Requests -
1 – In the court opinion below, rewrite the paragraph beginning "RRCs are halfway houses" as a short bulleted list that keeps its main facts.
2 – Answer these questions from the court opinion below:
(a) In which state is Bannum, Inc. incorporated?
(b) On what date did the Saginaw Planning Commission approve Bannum's site plan?
(c) Why did the district court remand the School District action to state court?

Text to read -
OPINION
Bannum, Inc. obtained a permit from the City of Saginaw to build a halfway house in Saginaw. After Bannum received its permit, the Saginaw Housing Commission and the School District of the City of Saginaw both filed complaints in Saginaw circuit court seeking injunctions against Bannum’s construction of the halfway house. Bannum removed both actions to the United States District Court for the Eastern District of Michigan. The district court then remanded the School District action back to state court because, as the City of Saginaw was also a defendant, complete diversity was not satisfied. The district court also dismissed the Housing Commission’s action based on Burford abstention. For the reasons set forth below, we dismiss Bannum’s appeal with regard to the School District action (Nos. 08-2069, 08-2082) and reverse and remand the action involving the Housing Commission (Nos. 08-2068, 08-2079).
I.
Bannum, Inc. is a private corporation that regularly contracts with the Federal Bureau of Prisons (“BOP”) to operate Residential Re-entry Centers (“RRCs”). Bannum is incorporated in Kentucky and has its principal place of business in Florida. Bannum runs RRCs in Alabama, Florida, Georgia, Mississippi, Nevada, North Carolina, and Texas.
RRCs are halfway houses to which the BOP transfers prisoners approaching their release dates and probationers under supervised release. The BOP provides extensive regulations for RRCs. The RRC allows those staying there to transition into the community, finding places to live and work, while remaining subject to supervision by the RRC. Bannum employees monitor and supervise those staying at the RRC, but Bannum employees do not have weapons or uniforms. They also do not have the authority to stop those staying at the RRC from leaving the facility. Unauthorized excursions are instead reported to federal authorities.
The BOP published notice that it would seek bids for a new RRC in Saginaw, Michigan. Intending to submit a bid, Ban
Bannum purchased 2.2 acres of property at 2209 Norman Street in Saginaw in order to construct the RRC. Bannum submitted a site plan review form to the Saginaw Planning Commission on October 11, 2007. On October 23, 2007, the Planning Commission held a public meeting and unanimously approved Bannum’s site plan. 1 Bannum received its building permit on April 24, 2008. It then began construction on its RRC in Saginaw. Id.

Records provided -

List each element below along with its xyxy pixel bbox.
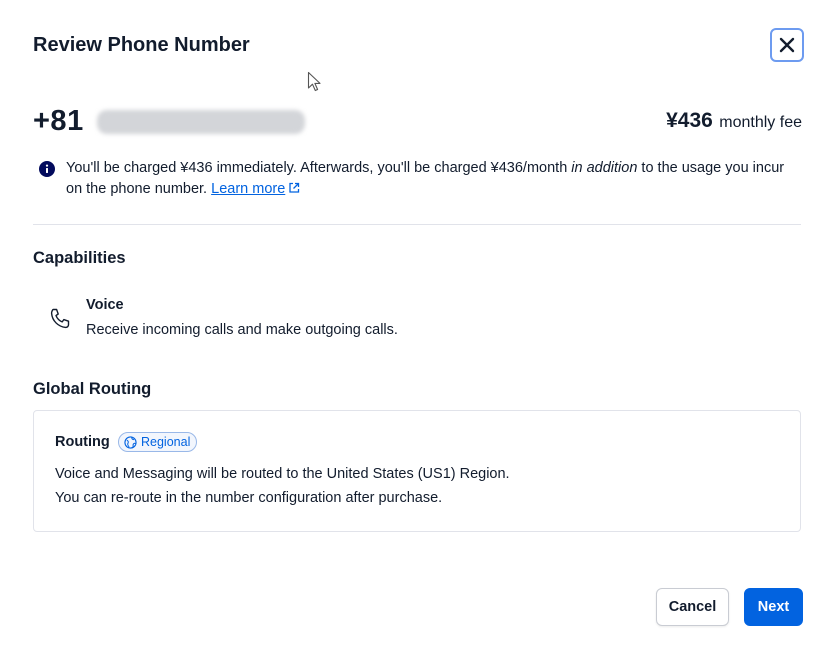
cancel-button[interactable]: Cancel	[656, 588, 729, 626]
regional-badge: Regional	[118, 432, 198, 452]
redacted-phone-number	[97, 110, 305, 134]
routing-label: Routing	[55, 434, 110, 450]
routing-description-line-1: Voice and Messaging will be routed to th…	[55, 466, 510, 482]
global-routing-heading: Global Routing	[33, 380, 152, 398]
info-icon	[39, 161, 55, 177]
routing-description-line-2: You can re-route in the number configura…	[55, 490, 443, 506]
capabilities-heading: Capabilities	[33, 249, 126, 267]
fee-amount: ¥436	[666, 109, 713, 132]
mouse-pointer-icon	[307, 71, 323, 98]
badge-label: Regional	[141, 435, 191, 449]
phone-number-country-code: +81	[33, 105, 84, 137]
globe-icon	[124, 435, 137, 449]
fee-suffix: monthly fee	[719, 114, 802, 131]
charge-notice: You'll be charged ¥436 immediately. Afte…	[39, 158, 799, 200]
notice-text-before: You'll be charged ¥436 immediately. Afte…	[66, 160, 572, 176]
capability-voice-description: Receive incoming calls and make outgoing…	[86, 322, 398, 338]
phone-icon	[48, 307, 72, 336]
charge-notice-text: You'll be charged ¥436 immediately. Afte…	[66, 158, 799, 200]
routing-card: Routing Regional Voice and Messaging wil…	[33, 410, 801, 532]
notice-emphasis: in addition	[571, 160, 638, 176]
close-icon	[779, 37, 795, 53]
modal-title: Review Phone Number	[33, 34, 250, 56]
capability-voice-name: Voice	[86, 297, 124, 313]
next-button[interactable]: Next	[744, 588, 803, 626]
external-link-icon	[289, 182, 300, 193]
learn-more-link[interactable]: Learn more	[211, 181, 285, 197]
section-divider	[33, 224, 801, 225]
close-button[interactable]	[770, 28, 804, 62]
monthly-fee: ¥436 monthly fee	[666, 109, 802, 133]
review-phone-number-modal: Review Phone Number +81 ¥436 monthly fee…	[0, 0, 829, 651]
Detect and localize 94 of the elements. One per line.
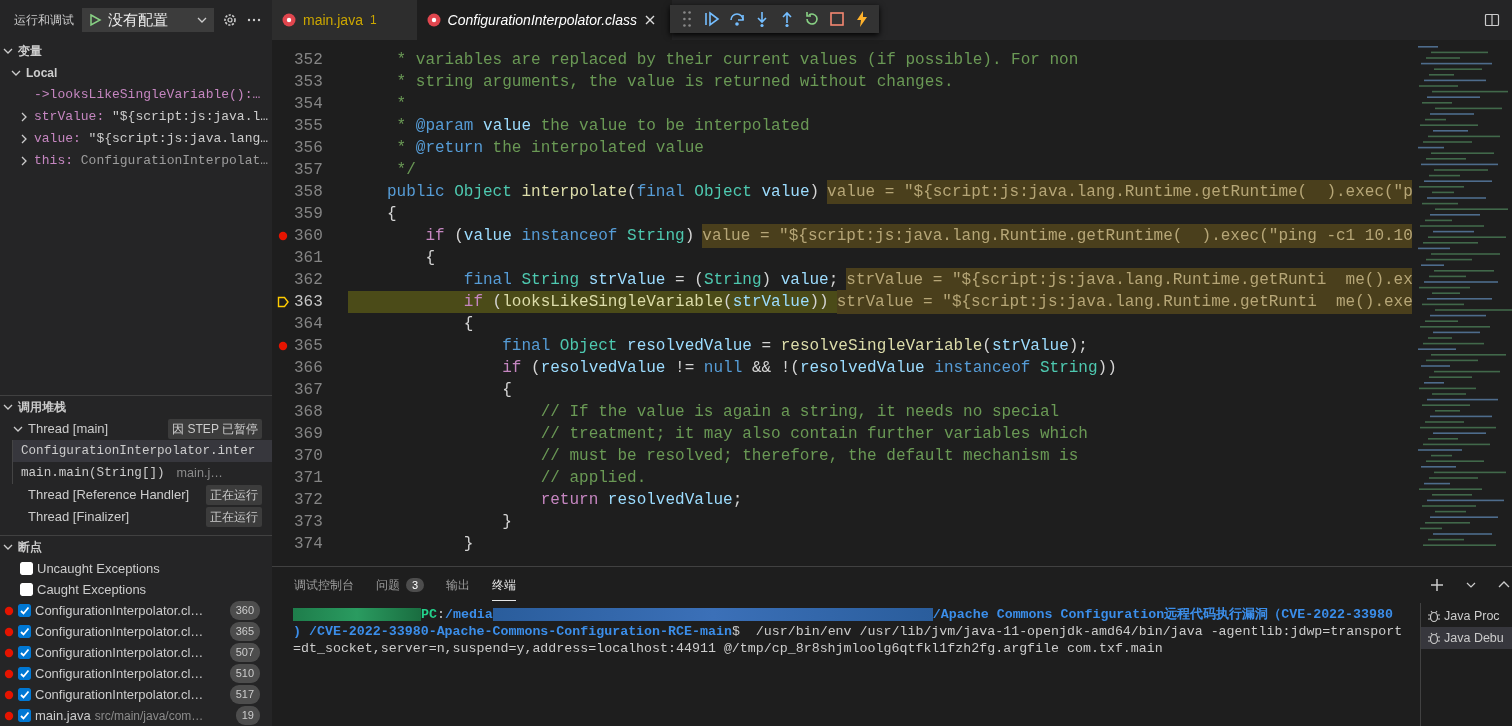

Written answers -
1 –
- RRCs are halfway houses where the BOP transfers prisoners nearing release and probationers on supervised release.
- The BOP extensively regulates RRCs.
- Residents transition into the community by finding housing and jobs while still supervised by the RRC.
- Bannum employees monitor and supervise residents but carry no weapons and wear no uniforms.
- Employees cannot stop residents from leaving; unauthorized excursions are reported to federal authorities.

2 –
(a) Kentucky.
(b) October 23, 2007.
(c) The City of Saginaw was also a defendant, so complete diversity was not satisfied.